## Work to complete
Rewrite every entry below with "benchmark-label" replaced by "test-label" wherever it occurs, changing nothing else and leaving out the pictures.

== Record list ==

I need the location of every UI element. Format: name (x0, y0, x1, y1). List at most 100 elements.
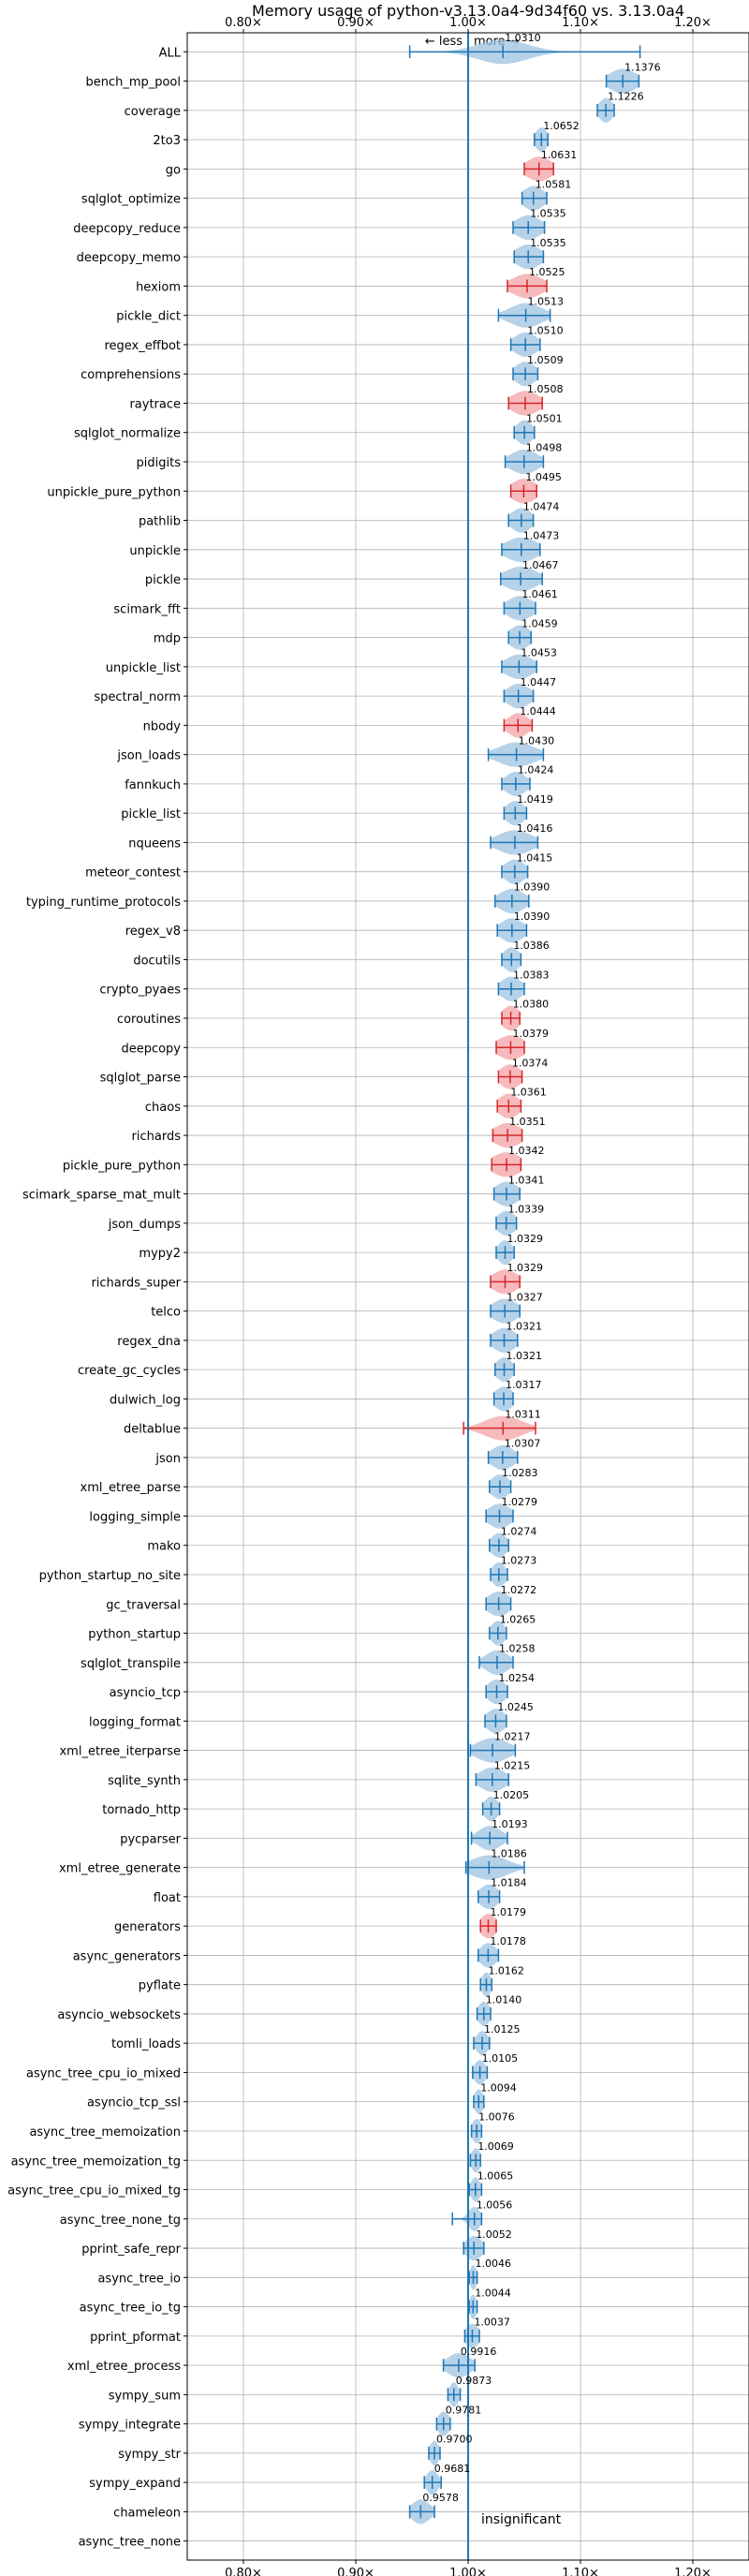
value-label: 1.0327 (507, 1291, 543, 1303)
benchmark-label: gc_traversal (106, 1598, 181, 1612)
benchmark-label: telco (151, 1306, 181, 1320)
value-label: 1.0351 (509, 1116, 546, 1128)
benchmark-label: sqlglot_optimize (81, 193, 181, 207)
benchmark-label: regex_effbot (104, 339, 181, 353)
benchmark-label: xml_etree_iterparse (59, 1745, 181, 1759)
value-label: 1.0419 (517, 793, 553, 806)
value-label: 1.0510 (527, 325, 564, 337)
benchmark-label: pidigits (137, 456, 182, 470)
value-label: 1.0374 (512, 1057, 549, 1069)
value-label: 1.0453 (521, 647, 557, 659)
benchmark-label: deepcopy_reduce (73, 222, 181, 236)
benchmark-label: pycparser (120, 1832, 181, 1846)
benchmark-label: json (154, 1452, 181, 1466)
value-label: 1.0193 (492, 1818, 528, 1830)
value-label: 1.0125 (484, 2023, 521, 2036)
benchmark-label: python_startup (88, 1628, 181, 1642)
value-label: 1.0186 (491, 1847, 527, 1859)
benchmark-label: pathlib (139, 515, 181, 529)
x-tick-label-bottom: 1.20× (674, 2567, 712, 2576)
value-label: 1.0329 (507, 1233, 543, 1245)
value-label: 1.0205 (493, 1789, 530, 1801)
benchmark-label: deltablue (124, 1423, 181, 1437)
value-label: 1.0272 (501, 1584, 537, 1596)
value-label: 1.0501 (526, 412, 563, 424)
value-label: 1.0046 (476, 2258, 512, 2270)
benchmark-label: json_loads (116, 749, 181, 763)
value-label: 1.0279 (501, 1496, 537, 1508)
benchmark-label: ALL (159, 46, 182, 60)
value-label: 1.0265 (500, 1613, 536, 1625)
value-label: 1.0461 (521, 588, 558, 600)
direction-label-less: ← less (425, 35, 463, 49)
value-label: 1.0508 (527, 383, 564, 395)
value-label: 1.0217 (494, 1730, 531, 1742)
benchmark-label: logging_simple (89, 1510, 181, 1524)
value-label: 1.0581 (536, 178, 572, 190)
value-label: 1.0535 (530, 208, 566, 220)
value-label: 1.0509 (527, 354, 564, 366)
value-label: 0.9681 (434, 2463, 471, 2475)
benchmark-label: nbody (143, 719, 182, 733)
value-label: 1.0254 (498, 1672, 535, 1684)
benchmark-label: python_startup_no_site (39, 1569, 181, 1583)
value-label: 1.0140 (486, 1994, 522, 2006)
benchmark-label: pickle_list (121, 807, 181, 822)
benchmark-label: chameleon (113, 2506, 181, 2520)
value-label: 1.0044 (475, 2287, 511, 2299)
value-label: 1.0390 (514, 881, 551, 894)
benchmark-label: meteor_contest (85, 866, 181, 881)
value-label: 1.0258 (499, 1643, 536, 1655)
benchmark-label: pickle_dict (116, 310, 181, 324)
benchmark-label: unpickle_pure_python (47, 485, 181, 499)
benchmark-label: deepcopy (121, 1042, 181, 1056)
benchmark-label: crypto_pyaes (99, 984, 181, 998)
benchmark-label: pickle_pure_python (63, 1159, 181, 1173)
benchmark-label: hexiom (136, 280, 181, 294)
value-label: 1.0447 (521, 676, 557, 688)
value-label: 1.0307 (505, 1438, 541, 1450)
value-label: 1.0361 (510, 1087, 547, 1099)
value-label: 1.0056 (477, 2199, 512, 2212)
benchmark-label: generators (114, 1920, 181, 1934)
benchmark-label: pickle (145, 573, 181, 587)
value-label: 1.0094 (480, 2081, 517, 2094)
value-label: 1.0379 (512, 1028, 549, 1040)
benchmark-label: pprint_pformat (90, 2331, 181, 2345)
value-label: 1.0424 (518, 764, 554, 777)
value-label: 1.0321 (507, 1350, 543, 1362)
benchmark-label: asyncio_websockets (57, 2008, 181, 2022)
benchmark-label: async_tree_memoization_tg (11, 2154, 181, 2169)
benchmark-label: sympy_str (118, 2448, 181, 2462)
benchmark-label: async_tree_cpu_io_mixed_tg (7, 2184, 181, 2198)
x-tick-label-top: 1.00× (449, 16, 487, 30)
benchmark-label: xml_etree_process (67, 2360, 181, 2374)
benchmark-label: mako (147, 1540, 181, 1554)
benchmark-label: comprehensions (81, 368, 181, 382)
value-label: 1.0069 (477, 2140, 514, 2153)
value-label: 1.0283 (502, 1467, 538, 1479)
benchmark-label: sqlglot_normalize (74, 427, 181, 441)
benchmark-label: sqlglot_parse (100, 1072, 181, 1086)
value-label: 1.0184 (491, 1877, 527, 1889)
benchmark-label: sqlglot_transpile (81, 1657, 181, 1671)
violins (408, 39, 641, 2524)
benchmark-label: async_tree_io_tg (80, 2302, 181, 2316)
benchmark-label: regex_v8 (125, 925, 181, 939)
value-label: 1.0105 (482, 2052, 519, 2065)
benchmark-label: sympy_expand (89, 2477, 181, 2491)
value-label: 1.0178 (490, 1935, 526, 1947)
value-label: 1.0341 (508, 1174, 545, 1186)
benchmark-label: 2to3 (153, 134, 181, 148)
value-label: 1.0416 (517, 822, 553, 835)
value-label: 1.0215 (494, 1760, 531, 1772)
benchmark-label: fannkuch (125, 778, 181, 792)
x-tick-label-bottom: 0.90× (337, 2567, 374, 2576)
benchmark-label: mypy2 (139, 1247, 181, 1261)
benchmark-label: unpickle_list (106, 661, 181, 675)
benchmark-label: logging_format (89, 1715, 181, 1729)
value-label: 1.0310 (505, 32, 541, 44)
x-tick-label-bottom: 0.80× (225, 2567, 262, 2576)
value-label: 1.0274 (501, 1525, 537, 1537)
value-label: 1.0329 (507, 1262, 543, 1274)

===

## Solution to the exercise
I need the location of every UI element. Format: name (x0, y0, x1, y1). List at most 100 elements.
value-label: 1.0327 (507, 1291, 543, 1303)
test-label: gc_traversal (106, 1598, 181, 1612)
test-label: telco (151, 1306, 181, 1320)
value-label: 1.0351 (509, 1116, 546, 1128)
test-label: sqlglot_optimize (81, 193, 181, 207)
test-label: regex_effbot (104, 339, 181, 353)
test-label: xml_etree_iterparse (59, 1745, 181, 1759)
value-label: 1.0419 (517, 793, 553, 806)
value-label: 1.0510 (527, 325, 564, 337)
test-label: pidigits (137, 456, 182, 470)
value-label: 1.0374 (512, 1057, 549, 1069)
value-label: 1.0453 (521, 647, 557, 659)
test-label: deepcopy_reduce (73, 222, 181, 236)
test-label: pycparser (120, 1832, 181, 1846)
test-label: json (154, 1452, 181, 1466)
value-label: 1.0193 (492, 1818, 528, 1830)
value-label: 1.0125 (484, 2023, 521, 2036)
test-label: python_startup (88, 1628, 181, 1642)
value-label: 1.0186 (491, 1847, 527, 1859)
test-label: pathlib (139, 515, 181, 529)
x-tick-label-bottom: 1.20× (674, 2567, 712, 2576)
value-label: 1.0329 (507, 1233, 543, 1245)
value-label: 1.0205 (493, 1789, 530, 1801)
test-label: deltablue (124, 1423, 181, 1437)
value-label: 1.0272 (501, 1584, 537, 1596)
value-label: 1.0501 (526, 412, 563, 424)
value-label: 1.0046 (476, 2258, 512, 2270)
test-label: json_loads (116, 749, 181, 763)
value-label: 1.0279 (501, 1496, 537, 1508)
test-label: ALL (159, 46, 182, 60)
value-label: 1.0265 (500, 1613, 536, 1625)
value-label: 1.0461 (521, 588, 558, 600)
direction-label-less: ← less (425, 35, 463, 49)
value-label: 1.0508 (527, 383, 564, 395)
value-label: 1.0217 (494, 1730, 531, 1742)
test-label: logging_simple (89, 1510, 181, 1524)
value-label: 1.0581 (536, 178, 572, 190)
value-label: 1.0535 (530, 208, 566, 220)
value-label: 1.0509 (527, 354, 564, 366)
value-label: 0.9681 (434, 2463, 471, 2475)
test-label: nbody (143, 719, 182, 733)
value-label: 1.0254 (498, 1672, 535, 1684)
test-label: python_startup_no_site (39, 1569, 181, 1583)
value-label: 1.0140 (486, 1994, 522, 2006)
test-label: pickle_list (121, 807, 181, 822)
test-label: chameleon (113, 2506, 181, 2520)
value-label: 1.0044 (475, 2287, 511, 2299)
value-label: 1.0390 (514, 881, 551, 894)
test-label: meteor_contest (85, 866, 181, 881)
value-label: 1.0258 (499, 1643, 536, 1655)
test-label: pickle_dict (116, 310, 181, 324)
test-label: unpickle_pure_python (47, 485, 181, 499)
test-label: deepcopy (121, 1042, 181, 1056)
test-label: crypto_pyaes (99, 984, 181, 998)
test-label: pickle_pure_python (63, 1159, 181, 1173)
test-label: hexiom (136, 280, 181, 294)
value-label: 1.0447 (521, 676, 557, 688)
value-label: 1.0307 (505, 1438, 541, 1450)
value-label: 1.0361 (510, 1087, 547, 1099)
value-label: 1.0056 (477, 2199, 512, 2212)
test-label: generators (114, 1920, 181, 1934)
test-label: pickle (145, 573, 181, 587)
value-label: 1.0094 (480, 2081, 517, 2094)
value-label: 1.0379 (512, 1028, 549, 1040)
test-label: pprint_pformat (90, 2331, 181, 2345)
value-label: 1.0424 (518, 764, 554, 777)
value-label: 1.0321 (507, 1350, 543, 1362)
test-label: asyncio_websockets (57, 2008, 181, 2022)
test-label: async_tree_memoization_tg (11, 2154, 181, 2169)
test-label: sympy_str (118, 2448, 181, 2462)
test-label: async_tree_cpu_io_mixed_tg (7, 2184, 181, 2198)
x-tick-label-top: 1.00× (449, 16, 487, 30)
test-label: xml_etree_process (67, 2360, 181, 2374)
test-label: mako (147, 1540, 181, 1554)
test-label: comprehensions (81, 368, 181, 382)
value-label: 1.0069 (477, 2140, 514, 2153)
value-label: 1.0283 (502, 1467, 538, 1479)
test-label: sqlglot_normalize (74, 427, 181, 441)
test-label: sqlglot_parse (100, 1072, 181, 1086)
value-label: 1.0184 (491, 1877, 527, 1889)
test-label: sqlglot_transpile (81, 1657, 181, 1671)
violins (408, 39, 641, 2524)
test-label: async_tree_io_tg (80, 2302, 181, 2316)
test-label: regex_v8 (125, 925, 181, 939)
value-label: 1.0105 (482, 2052, 519, 2065)
test-label: sympy_expand (89, 2477, 181, 2491)
value-label: 1.0178 (490, 1935, 526, 1947)
value-label: 1.0341 (508, 1174, 545, 1186)
test-label: 2to3 (153, 134, 181, 148)
value-label: 1.0416 (517, 822, 553, 835)
value-label: 1.0215 (494, 1760, 531, 1772)
test-label: fannkuch (125, 778, 181, 792)
x-tick-label-bottom: 0.90× (337, 2567, 374, 2576)
test-label: mypy2 (139, 1247, 181, 1261)
test-label: unpickle_list (106, 661, 181, 675)
test-label: logging_format (89, 1715, 181, 1729)
value-label: 1.0310 (505, 32, 541, 44)
x-tick-label-bottom: 0.80× (225, 2567, 262, 2576)
value-label: 1.0274 (501, 1525, 537, 1537)
value-label: 1.0329 (507, 1262, 543, 1274)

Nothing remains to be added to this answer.